> _Task brief_
Return all of the data exactly, with nothing left out but the pictures.
* * * * *
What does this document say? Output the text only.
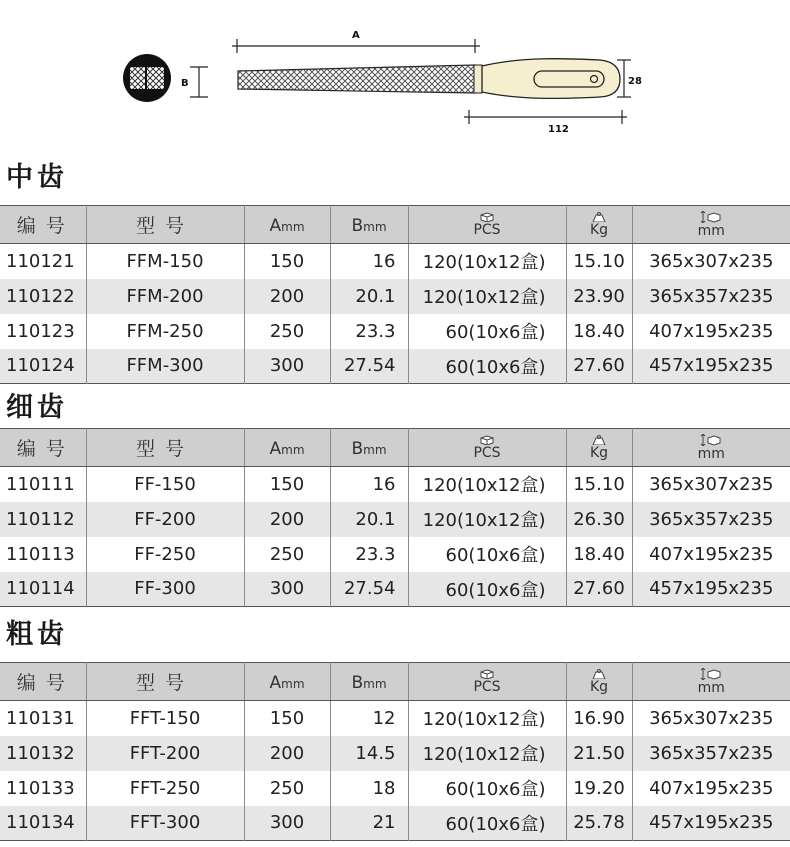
B
A
28
112
中齿
编号	型号	Amm	Bmm	PCS	Kg	mm

110121	FFM-150	150	16	120(10x12盒)	15.10	365x307x235
110122	FFM-200	200	20.1	120(10x12盒)	23.90	365x357x235
110123	FFM-250	250	23.3	60(10x6盒)	18.40	407x195x235
110124	FFM-300	300	27.54	60(10x6盒)	27.60	457x195x235
细齿
编号	型号	Amm	Bmm	PCS	Kg	mm

110111	FF-150	150	16	120(10x12盒)	15.10	365x307x235
110112	FF-200	200	20.1	120(10x12盒)	26.30	365x357x235
110113	FF-250	250	23.3	60(10x6盒)	18.40	407x195x235
110114	FF-300	300	27.54	60(10x6盒)	27.60	457x195x235
粗齿
编号	型号	Amm	Bmm	PCS	Kg	mm

110131	FFT-150	150	12	120(10x12盒)	16.90	365x307x235
110132	FFT-200	200	14.5	120(10x12盒)	21.50	365x357x235
110133	FFT-250	250	18	60(10x6盒)	19.20	407x195x235
110134	FFT-300	300	21	60(10x6盒)	25.78	457x195x235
* * * * *
> _Response to the task_
What does this document say? Output the text only.
B
A
28
112
中齿
编号	型号	Amm	Bmm	PCS	Kg	mm

110121	FFM-150	150	16	120(10x12盒)	15.10	365x307x235
110122	FFM-200	200	20.1	120(10x12盒)	23.90	365x357x235
110123	FFM-250	250	23.3	60(10x6盒)	18.40	407x195x235
110124	FFM-300	300	27.54	60(10x6盒)	27.60	457x195x235
细齿
编号	型号	Amm	Bmm	PCS	Kg	mm

110111	FF-150	150	16	120(10x12盒)	15.10	365x307x235
110112	FF-200	200	20.1	120(10x12盒)	26.30	365x357x235
110113	FF-250	250	23.3	60(10x6盒)	18.40	407x195x235
110114	FF-300	300	27.54	60(10x6盒)	27.60	457x195x235
粗齿
编号	型号	Amm	Bmm	PCS	Kg	mm

110131	FFT-150	150	12	120(10x12盒)	16.90	365x307x235
110132	FFT-200	200	14.5	120(10x12盒)	21.50	365x357x235
110133	FFT-250	250	18	60(10x6盒)	19.20	407x195x235
110134	FFT-300	300	21	60(10x6盒)	25.78	457x195x235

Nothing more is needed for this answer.